EXERCISE DETAILS -
Transcribe all records exactly.
--
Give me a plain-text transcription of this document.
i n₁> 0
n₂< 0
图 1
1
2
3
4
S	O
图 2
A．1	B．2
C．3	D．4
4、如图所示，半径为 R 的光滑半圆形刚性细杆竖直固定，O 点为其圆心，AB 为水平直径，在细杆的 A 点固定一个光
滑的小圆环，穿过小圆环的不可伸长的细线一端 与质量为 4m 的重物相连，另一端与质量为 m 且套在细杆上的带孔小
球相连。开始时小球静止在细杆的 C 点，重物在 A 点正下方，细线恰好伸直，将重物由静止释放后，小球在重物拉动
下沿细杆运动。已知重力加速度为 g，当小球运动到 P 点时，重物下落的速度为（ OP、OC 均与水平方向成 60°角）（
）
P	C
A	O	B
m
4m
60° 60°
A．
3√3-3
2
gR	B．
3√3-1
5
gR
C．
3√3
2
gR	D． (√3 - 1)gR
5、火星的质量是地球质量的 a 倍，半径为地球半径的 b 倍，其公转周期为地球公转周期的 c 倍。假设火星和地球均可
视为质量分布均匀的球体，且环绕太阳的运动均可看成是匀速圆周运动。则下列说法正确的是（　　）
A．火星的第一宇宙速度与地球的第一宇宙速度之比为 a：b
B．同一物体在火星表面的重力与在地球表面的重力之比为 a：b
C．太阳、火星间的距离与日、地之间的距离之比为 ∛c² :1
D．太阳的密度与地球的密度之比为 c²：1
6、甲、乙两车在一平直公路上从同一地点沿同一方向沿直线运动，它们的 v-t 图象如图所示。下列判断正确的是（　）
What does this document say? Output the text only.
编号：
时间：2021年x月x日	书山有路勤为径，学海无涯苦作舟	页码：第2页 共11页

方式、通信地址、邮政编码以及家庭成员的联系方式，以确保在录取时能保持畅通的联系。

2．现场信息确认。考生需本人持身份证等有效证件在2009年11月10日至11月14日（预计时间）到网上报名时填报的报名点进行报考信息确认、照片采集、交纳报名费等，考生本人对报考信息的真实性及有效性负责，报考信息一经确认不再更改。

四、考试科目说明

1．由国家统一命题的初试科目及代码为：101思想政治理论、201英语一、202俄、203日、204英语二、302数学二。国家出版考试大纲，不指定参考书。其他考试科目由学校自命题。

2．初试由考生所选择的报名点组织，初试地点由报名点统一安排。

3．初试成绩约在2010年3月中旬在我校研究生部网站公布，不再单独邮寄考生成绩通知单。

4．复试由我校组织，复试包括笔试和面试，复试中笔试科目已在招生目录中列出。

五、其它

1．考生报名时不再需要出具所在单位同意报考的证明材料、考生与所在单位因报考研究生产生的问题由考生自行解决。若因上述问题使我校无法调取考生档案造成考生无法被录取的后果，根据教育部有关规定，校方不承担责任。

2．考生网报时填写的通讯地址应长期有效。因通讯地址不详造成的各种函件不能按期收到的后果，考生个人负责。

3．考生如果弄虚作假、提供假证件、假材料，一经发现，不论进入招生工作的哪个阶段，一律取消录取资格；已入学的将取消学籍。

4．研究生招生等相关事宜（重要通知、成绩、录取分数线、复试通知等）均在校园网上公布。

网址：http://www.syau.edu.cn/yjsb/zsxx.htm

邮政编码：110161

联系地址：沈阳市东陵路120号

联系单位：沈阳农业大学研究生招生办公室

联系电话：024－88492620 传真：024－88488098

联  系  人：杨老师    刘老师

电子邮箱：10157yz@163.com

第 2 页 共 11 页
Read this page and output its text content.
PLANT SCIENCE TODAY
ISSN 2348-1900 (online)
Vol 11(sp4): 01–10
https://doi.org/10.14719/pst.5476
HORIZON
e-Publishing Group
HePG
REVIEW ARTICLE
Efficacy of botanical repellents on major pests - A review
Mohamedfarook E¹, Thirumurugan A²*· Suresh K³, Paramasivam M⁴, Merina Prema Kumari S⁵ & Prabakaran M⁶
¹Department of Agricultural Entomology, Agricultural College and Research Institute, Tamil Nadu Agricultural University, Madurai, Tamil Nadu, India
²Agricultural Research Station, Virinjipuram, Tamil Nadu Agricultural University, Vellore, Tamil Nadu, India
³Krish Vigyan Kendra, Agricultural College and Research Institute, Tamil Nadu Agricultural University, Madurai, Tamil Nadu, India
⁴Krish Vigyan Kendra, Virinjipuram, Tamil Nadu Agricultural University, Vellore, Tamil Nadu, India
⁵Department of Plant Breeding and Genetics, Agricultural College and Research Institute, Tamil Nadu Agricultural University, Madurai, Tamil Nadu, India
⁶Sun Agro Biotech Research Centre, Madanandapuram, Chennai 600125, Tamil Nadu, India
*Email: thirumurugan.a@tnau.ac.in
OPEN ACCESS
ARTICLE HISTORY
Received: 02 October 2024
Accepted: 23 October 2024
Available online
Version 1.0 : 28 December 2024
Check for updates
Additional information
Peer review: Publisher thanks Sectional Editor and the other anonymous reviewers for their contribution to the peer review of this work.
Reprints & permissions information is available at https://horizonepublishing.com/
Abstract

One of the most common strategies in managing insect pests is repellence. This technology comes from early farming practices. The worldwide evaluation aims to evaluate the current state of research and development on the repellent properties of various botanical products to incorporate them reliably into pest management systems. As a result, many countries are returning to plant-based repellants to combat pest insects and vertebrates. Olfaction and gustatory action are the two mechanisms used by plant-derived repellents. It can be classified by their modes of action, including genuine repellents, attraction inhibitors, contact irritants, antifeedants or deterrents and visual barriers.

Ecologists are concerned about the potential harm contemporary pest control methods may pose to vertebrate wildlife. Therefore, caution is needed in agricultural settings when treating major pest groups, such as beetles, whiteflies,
--
COMPLETED EXERCISE -
Give me a plain-text transcription of this document.
i n₁> 0
n₂< 0
图 1
1
2
3
4
S	O
图 2
A．1	B．2
C．3	D．4
4、如图所示，半径为 R 的光滑半圆形刚性细杆竖直固定，O 点为其圆心，AB 为水平直径，在细杆的 A 点固定一个光
滑的小圆环，穿过小圆环的不可伸长的细线一端 与质量为 4m 的重物相连，另一端与质量为 m 且套在细杆上的带孔小
球相连。开始时小球静止在细杆的 C 点，重物在 A 点正下方，细线恰好伸直，将重物由静止释放后，小球在重物拉动
下沿细杆运动。已知重力加速度为 g，当小球运动到 P 点时，重物下落的速度为（ OP、OC 均与水平方向成 60°角）（
）
P	C
A	O	B
m
4m
60° 60°
A．
3√3-3
2
gR	B．
3√3-1
5
gR
C．
3√3
2
gR	D． (√3 - 1)gR
5、火星的质量是地球质量的 a 倍，半径为地球半径的 b 倍，其公转周期为地球公转周期的 c 倍。假设火星和地球均可
视为质量分布均匀的球体，且环绕太阳的运动均可看成是匀速圆周运动。则下列说法正确的是（　　）
A．火星的第一宇宙速度与地球的第一宇宙速度之比为 a：b
B．同一物体在火星表面的重力与在地球表面的重力之比为 a：b
C．太阳、火星间的距离与日、地之间的距离之比为 ∛c² :1
D．太阳的密度与地球的密度之比为 c²：1
6、甲、乙两车在一平直公路上从同一地点沿同一方向沿直线运动，它们的 v-t 图象如图所示。下列判断正确的是（　）
What does this document say? Output the text only.
编号：
时间：2021年x月x日	书山有路勤为径，学海无涯苦作舟	页码：第2页 共11页

方式、通信地址、邮政编码以及家庭成员的联系方式，以确保在录取时能保持畅通的联系。

2．现场信息确认。考生需本人持身份证等有效证件在2009年11月10日至11月14日（预计时间）到网上报名时填报的报名点进行报考信息确认、照片采集、交纳报名费等，考生本人对报考信息的真实性及有效性负责，报考信息一经确认不再更改。

四、考试科目说明

1．由国家统一命题的初试科目及代码为：101思想政治理论、201英语一、202俄、203日、204英语二、302数学二。国家出版考试大纲，不指定参考书。其他考试科目由学校自命题。

2．初试由考生所选择的报名点组织，初试地点由报名点统一安排。

3．初试成绩约在2010年3月中旬在我校研究生部网站公布，不再单独邮寄考生成绩通知单。

4．复试由我校组织，复试包括笔试和面试，复试中笔试科目已在招生目录中列出。

五、其它

1．考生报名时不再需要出具所在单位同意报考的证明材料、考生与所在单位因报考研究生产生的问题由考生自行解决。若因上述问题使我校无法调取考生档案造成考生无法被录取的后果，根据教育部有关规定，校方不承担责任。

2．考生网报时填写的通讯地址应长期有效。因通讯地址不详造成的各种函件不能按期收到的后果，考生个人负责。

3．考生如果弄虚作假、提供假证件、假材料，一经发现，不论进入招生工作的哪个阶段，一律取消录取资格；已入学的将取消学籍。

4．研究生招生等相关事宜（重要通知、成绩、录取分数线、复试通知等）均在校园网上公布。

网址：http://www.syau.edu.cn/yjsb/zsxx.htm

邮政编码：110161

联系地址：沈阳市东陵路120号

联系单位：沈阳农业大学研究生招生办公室

联系电话：024－88492620 传真：024－88488098

联  系  人：杨老师    刘老师

电子邮箱：10157yz@163.com

第 2 页 共 11 页
Read this page and output its text content.
PLANT SCIENCE TODAY
ISSN 2348-1900 (online)
Vol 11(sp4): 01–10
https://doi.org/10.14719/pst.5476
HORIZON
e-Publishing Group
HePG
REVIEW ARTICLE
Efficacy of botanical repellents on major pests - A review
Mohamedfarook E¹, Thirumurugan A²*· Suresh K³, Paramasivam M⁴, Merina Prema Kumari S⁵ & Prabakaran M⁶
¹Department of Agricultural Entomology, Agricultural College and Research Institute, Tamil Nadu Agricultural University, Madurai, Tamil Nadu, India
²Agricultural Research Station, Virinjipuram, Tamil Nadu Agricultural University, Vellore, Tamil Nadu, India
³Krish Vigyan Kendra, Agricultural College and Research Institute, Tamil Nadu Agricultural University, Madurai, Tamil Nadu, India
⁴Krish Vigyan Kendra, Virinjipuram, Tamil Nadu Agricultural University, Vellore, Tamil Nadu, India
⁵Department of Plant Breeding and Genetics, Agricultural College and Research Institute, Tamil Nadu Agricultural University, Madurai, Tamil Nadu, India
⁶Sun Agro Biotech Research Centre, Madanandapuram, Chennai 600125, Tamil Nadu, India
*Email: thirumurugan.a@tnau.ac.in
OPEN ACCESS
ARTICLE HISTORY
Received: 02 October 2024
Accepted: 23 October 2024
Available online
Version 1.0 : 28 December 2024
Check for updates
Additional information
Peer review: Publisher thanks Sectional Editor and the other anonymous reviewers for their contribution to the peer review of this work.
Reprints & permissions information is available at https://horizonepublishing.com/
Abstract

One of the most common strategies in managing insect pests is repellence. This technology comes from early farming practices. The worldwide evaluation aims to evaluate the current state of research and development on the repellent properties of various botanical products to incorporate them reliably into pest management systems. As a result, many countries are returning to plant-based repellants to combat pest insects and vertebrates. Olfaction and gustatory action are the two mechanisms used by plant-derived repellents. It can be classified by their modes of action, including genuine repellents, attraction inhibitors, contact irritants, antifeedants or deterrents and visual barriers.

Ecologists are concerned about the potential harm contemporary pest control methods may pose to vertebrate wildlife. Therefore, caution is needed in agricultural settings when treating major pest groups, such as beetles, whiteflies,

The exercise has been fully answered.